Try it:
Could you retype every record below exactly as it appears?

Dataset rows about figures:
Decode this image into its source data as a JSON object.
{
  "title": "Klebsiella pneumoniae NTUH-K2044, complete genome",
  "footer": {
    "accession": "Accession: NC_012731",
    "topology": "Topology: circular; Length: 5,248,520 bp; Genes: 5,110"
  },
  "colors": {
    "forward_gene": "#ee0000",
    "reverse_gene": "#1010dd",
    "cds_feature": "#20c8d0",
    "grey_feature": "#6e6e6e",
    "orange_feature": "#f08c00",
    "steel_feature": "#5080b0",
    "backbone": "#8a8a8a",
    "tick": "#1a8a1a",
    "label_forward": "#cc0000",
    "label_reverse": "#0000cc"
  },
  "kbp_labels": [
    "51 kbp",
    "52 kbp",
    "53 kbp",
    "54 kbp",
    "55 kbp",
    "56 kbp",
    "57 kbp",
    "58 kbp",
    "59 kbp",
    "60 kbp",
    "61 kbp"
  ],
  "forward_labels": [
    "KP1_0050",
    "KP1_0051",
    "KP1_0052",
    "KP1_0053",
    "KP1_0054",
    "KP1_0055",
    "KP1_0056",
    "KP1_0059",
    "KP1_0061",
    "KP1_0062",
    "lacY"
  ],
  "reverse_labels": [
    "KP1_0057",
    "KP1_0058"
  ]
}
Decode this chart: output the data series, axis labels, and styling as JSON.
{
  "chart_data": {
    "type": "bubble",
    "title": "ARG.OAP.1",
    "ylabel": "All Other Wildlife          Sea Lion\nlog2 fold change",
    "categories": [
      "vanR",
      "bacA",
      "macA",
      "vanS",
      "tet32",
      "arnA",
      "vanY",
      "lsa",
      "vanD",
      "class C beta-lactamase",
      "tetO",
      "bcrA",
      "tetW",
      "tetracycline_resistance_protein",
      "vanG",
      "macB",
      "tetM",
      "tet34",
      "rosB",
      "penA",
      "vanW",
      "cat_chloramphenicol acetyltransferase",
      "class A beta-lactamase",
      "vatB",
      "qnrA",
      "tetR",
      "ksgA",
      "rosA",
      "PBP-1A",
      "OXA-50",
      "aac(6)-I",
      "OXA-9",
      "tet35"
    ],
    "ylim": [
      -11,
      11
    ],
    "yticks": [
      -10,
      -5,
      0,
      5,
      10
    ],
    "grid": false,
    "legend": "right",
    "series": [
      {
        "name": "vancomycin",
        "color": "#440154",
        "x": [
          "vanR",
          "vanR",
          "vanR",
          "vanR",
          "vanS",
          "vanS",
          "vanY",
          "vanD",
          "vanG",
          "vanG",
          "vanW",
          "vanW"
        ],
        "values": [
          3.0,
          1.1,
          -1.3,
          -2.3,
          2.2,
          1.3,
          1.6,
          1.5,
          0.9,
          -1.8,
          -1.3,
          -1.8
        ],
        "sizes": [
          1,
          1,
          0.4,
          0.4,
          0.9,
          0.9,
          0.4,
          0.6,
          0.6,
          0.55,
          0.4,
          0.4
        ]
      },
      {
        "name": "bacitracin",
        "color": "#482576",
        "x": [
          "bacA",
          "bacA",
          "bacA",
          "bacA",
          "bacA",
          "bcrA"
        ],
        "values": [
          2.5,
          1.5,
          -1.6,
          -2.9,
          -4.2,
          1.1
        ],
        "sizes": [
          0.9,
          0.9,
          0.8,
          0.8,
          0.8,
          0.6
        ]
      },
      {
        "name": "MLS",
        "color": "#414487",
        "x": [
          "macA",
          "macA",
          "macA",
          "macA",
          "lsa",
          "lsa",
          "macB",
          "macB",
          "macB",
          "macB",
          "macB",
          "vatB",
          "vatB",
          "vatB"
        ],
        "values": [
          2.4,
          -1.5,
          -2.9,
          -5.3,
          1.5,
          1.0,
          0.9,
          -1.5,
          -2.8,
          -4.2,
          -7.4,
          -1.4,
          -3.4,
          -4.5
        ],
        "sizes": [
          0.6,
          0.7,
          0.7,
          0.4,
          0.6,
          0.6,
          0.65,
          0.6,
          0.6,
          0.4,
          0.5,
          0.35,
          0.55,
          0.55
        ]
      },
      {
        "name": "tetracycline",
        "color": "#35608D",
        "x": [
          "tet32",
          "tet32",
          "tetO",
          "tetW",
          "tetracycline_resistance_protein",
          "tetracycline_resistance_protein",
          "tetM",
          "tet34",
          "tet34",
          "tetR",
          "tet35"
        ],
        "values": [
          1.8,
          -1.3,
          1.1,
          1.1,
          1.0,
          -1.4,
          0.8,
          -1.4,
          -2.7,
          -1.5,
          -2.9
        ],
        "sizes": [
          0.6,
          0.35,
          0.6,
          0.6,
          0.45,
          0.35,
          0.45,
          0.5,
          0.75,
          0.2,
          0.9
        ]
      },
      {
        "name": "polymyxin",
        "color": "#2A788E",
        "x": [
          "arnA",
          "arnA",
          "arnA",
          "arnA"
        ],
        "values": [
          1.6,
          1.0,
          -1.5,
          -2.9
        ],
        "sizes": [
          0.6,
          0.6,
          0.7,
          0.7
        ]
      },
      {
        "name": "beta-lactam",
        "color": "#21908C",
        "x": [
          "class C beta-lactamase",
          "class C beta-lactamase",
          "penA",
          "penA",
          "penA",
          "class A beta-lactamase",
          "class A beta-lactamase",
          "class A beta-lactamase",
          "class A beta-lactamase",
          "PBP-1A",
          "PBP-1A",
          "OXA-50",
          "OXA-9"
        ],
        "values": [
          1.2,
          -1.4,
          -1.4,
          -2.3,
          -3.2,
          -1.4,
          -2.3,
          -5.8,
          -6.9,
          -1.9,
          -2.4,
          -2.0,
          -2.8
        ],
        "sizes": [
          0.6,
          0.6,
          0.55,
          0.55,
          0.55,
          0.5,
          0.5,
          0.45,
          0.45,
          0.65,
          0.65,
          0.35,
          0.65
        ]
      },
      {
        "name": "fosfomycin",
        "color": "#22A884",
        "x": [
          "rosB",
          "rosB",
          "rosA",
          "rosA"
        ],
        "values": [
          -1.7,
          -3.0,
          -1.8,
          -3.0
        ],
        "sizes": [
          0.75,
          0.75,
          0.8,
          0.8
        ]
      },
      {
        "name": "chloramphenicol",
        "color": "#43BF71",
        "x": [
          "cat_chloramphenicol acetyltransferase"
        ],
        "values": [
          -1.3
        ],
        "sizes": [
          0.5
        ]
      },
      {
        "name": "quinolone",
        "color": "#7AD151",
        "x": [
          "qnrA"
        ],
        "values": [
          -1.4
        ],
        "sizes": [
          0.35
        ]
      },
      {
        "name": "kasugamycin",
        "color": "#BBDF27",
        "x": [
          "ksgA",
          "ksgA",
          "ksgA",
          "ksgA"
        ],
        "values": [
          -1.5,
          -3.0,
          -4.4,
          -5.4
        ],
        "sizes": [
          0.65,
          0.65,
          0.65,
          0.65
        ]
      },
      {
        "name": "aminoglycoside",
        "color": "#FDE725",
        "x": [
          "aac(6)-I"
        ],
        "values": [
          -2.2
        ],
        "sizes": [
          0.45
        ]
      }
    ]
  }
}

Solved problem:
Decode this image into its source data as a JSON object.
{
  "title": "Klebsiella pneumoniae NTUH-K2044, complete genome",
  "footer": {
    "accession": "Accession: NC_012731",
    "topology": "Topology: circular; Length: 5,248,520 bp; Genes: 5,110"
  },
  "colors": {
    "forward_gene": "#ee0000",
    "reverse_gene": "#1010dd",
    "cds_feature": "#20c8d0",
    "grey_feature": "#6e6e6e",
    "orange_feature": "#f08c00",
    "steel_feature": "#5080b0",
    "backbone": "#8a8a8a",
    "tick": "#1a8a1a",
    "label_forward": "#cc0000",
    "label_reverse": "#0000cc"
  },
  "kbp_labels": [
    "51 kbp",
    "52 kbp",
    "53 kbp",
    "54 kbp",
    "55 kbp",
    "56 kbp",
    "57 kbp",
    "58 kbp",
    "59 kbp",
    "60 kbp",
    "61 kbp"
  ],
  "forward_labels": [
    "KP1_0050",
    "KP1_0051",
    "KP1_0052",
    "KP1_0053",
    "KP1_0054",
    "KP1_0055",
    "KP1_0056",
    "KP1_0059",
    "KP1_0061",
    "KP1_0062",
    "lacY"
  ],
  "reverse_labels": [
    "KP1_0057",
    "KP1_0058"
  ]
}
Decode this chart: output the data series, axis labels, and styling as JSON.
{
  "chart_data": {
    "type": "bubble",
    "title": "ARG.OAP.1",
    "ylabel": "All Other Wildlife          Sea Lion\nlog2 fold change",
    "categories": [
      "vanR",
      "bacA",
      "macA",
      "vanS",
      "tet32",
      "arnA",
      "vanY",
      "lsa",
      "vanD",
      "class C beta-lactamase",
      "tetO",
      "bcrA",
      "tetW",
      "tetracycline_resistance_protein",
      "vanG",
      "macB",
      "tetM",
      "tet34",
      "rosB",
      "penA",
      "vanW",
      "cat_chloramphenicol acetyltransferase",
      "class A beta-lactamase",
      "vatB",
      "qnrA",
      "tetR",
      "ksgA",
      "rosA",
      "PBP-1A",
      "OXA-50",
      "aac(6)-I",
      "OXA-9",
      "tet35"
    ],
    "ylim": [
      -11,
      11
    ],
    "yticks": [
      -10,
      -5,
      0,
      5,
      10
    ],
    "grid": false,
    "legend": "right",
    "series": [
      {
        "name": "vancomycin",
        "color": "#440154",
        "x": [
          "vanR",
          "vanR",
          "vanR",
          "vanR",
          "vanS",
          "vanS",
          "vanY",
          "vanD",
          "vanG",
          "vanG",
          "vanW",
          "vanW"
        ],
        "values": [
          3.0,
          1.1,
          -1.3,
          -2.3,
          2.2,
          1.3,
          1.6,
          1.5,
          0.9,
          -1.8,
          -1.3,
          -1.8
        ],
        "sizes": [
          1,
          1,
          0.4,
          0.4,
          0.9,
          0.9,
          0.4,
          0.6,
          0.6,
          0.55,
          0.4,
          0.4
        ]
      },
      {
        "name": "bacitracin",
        "color": "#482576",
        "x": [
          "bacA",
          "bacA",
          "bacA",
          "bacA",
          "bacA",
          "bcrA"
        ],
        "values": [
          2.5,
          1.5,
          -1.6,
          -2.9,
          -4.2,
          1.1
        ],
        "sizes": [
          0.9,
          0.9,
          0.8,
          0.8,
          0.8,
          0.6
        ]
      },
      {
        "name": "MLS",
        "color": "#414487",
        "x": [
          "macA",
          "macA",
          "macA",
          "macA",
          "lsa",
          "lsa",
          "macB",
          "macB",
          "macB",
          "macB",
          "macB",
          "vatB",
          "vatB",
          "vatB"
        ],
        "values": [
          2.4,
          -1.5,
          -2.9,
          -5.3,
          1.5,
          1.0,
          0.9,
          -1.5,
          -2.8,
          -4.2,
          -7.4,
          -1.4,
          -3.4,
          -4.5
        ],
        "sizes": [
          0.6,
          0.7,
          0.7,
          0.4,
          0.6,
          0.6,
          0.65,
          0.6,
          0.6,
          0.4,
          0.5,
          0.35,
          0.55,
          0.55
        ]
      },
      {
        "name": "tetracycline",
        "color": "#35608D",
        "x": [
          "tet32",
          "tet32",
          "tetO",
          "tetW",
          "tetracycline_resistance_protein",
          "tetracycline_resistance_protein",
          "tetM",
          "tet34",
          "tet34",
          "tetR",
          "tet35"
        ],
        "values": [
          1.8,
          -1.3,
          1.1,
          1.1,
          1.0,
          -1.4,
          0.8,
          -1.4,
          -2.7,
          -1.5,
          -2.9
        ],
        "sizes": [
          0.6,
          0.35,
          0.6,
          0.6,
          0.45,
          0.35,
          0.45,
          0.5,
          0.75,
          0.2,
          0.9
        ]
      },
      {
        "name": "polymyxin",
        "color": "#2A788E",
        "x": [
          "arnA",
          "arnA",
          "arnA",
          "arnA"
        ],
        "values": [
          1.6,
          1.0,
          -1.5,
          -2.9
        ],
        "sizes": [
          0.6,
          0.6,
          0.7,
          0.7
        ]
      },
      {
        "name": "beta-lactam",
        "color": "#21908C",
        "x": [
          "class C beta-lactamase",
          "class C beta-lactamase",
          "penA",
          "penA",
          "penA",
          "class A beta-lactamase",
          "class A beta-lactamase",
          "class A beta-lactamase",
          "class A beta-lactamase",
          "PBP-1A",
          "PBP-1A",
          "OXA-50",
          "OXA-9"
        ],
        "values": [
          1.2,
          -1.4,
          -1.4,
          -2.3,
          -3.2,
          -1.4,
          -2.3,
          -5.8,
          -6.9,
          -1.9,
          -2.4,
          -2.0,
          -2.8
        ],
        "sizes": [
          0.6,
          0.6,
          0.55,
          0.55,
          0.55,
          0.5,
          0.5,
          0.45,
          0.45,
          0.65,
          0.65,
          0.35,
          0.65
        ]
      },
      {
        "name": "fosfomycin",
        "color": "#22A884",
        "x": [
          "rosB",
          "rosB",
          "rosA",
          "rosA"
        ],
        "values": [
          -1.7,
          -3.0,
          -1.8,
          -3.0
        ],
        "sizes": [
          0.75,
          0.75,
          0.8,
          0.8
        ]
      },
      {
        "name": "chloramphenicol",
        "color": "#43BF71",
        "x": [
          "cat_chloramphenicol acetyltransferase"
        ],
        "values": [
          -1.3
        ],
        "sizes": [
          0.5
        ]
      },
      {
        "name": "quinolone",
        "color": "#7AD151",
        "x": [
          "qnrA"
        ],
        "values": [
          -1.4
        ],
        "sizes": [
          0.35
        ]
      },
      {
        "name": "kasugamycin",
        "color": "#BBDF27",
        "x": [
          "ksgA",
          "ksgA",
          "ksgA",
          "ksgA"
        ],
        "values": [
          -1.5,
          -3.0,
          -4.4,
          -5.4
        ],
        "sizes": [
          0.65,
          0.65,
          0.65,
          0.65
        ]
      },
      {
        "name": "aminoglycoside",
        "color": "#FDE725",
        "x": [
          "aac(6)-I"
        ],
        "values": [
          -2.2
        ],
        "sizes": [
          0.45
        ]
      }
    ]
  }
}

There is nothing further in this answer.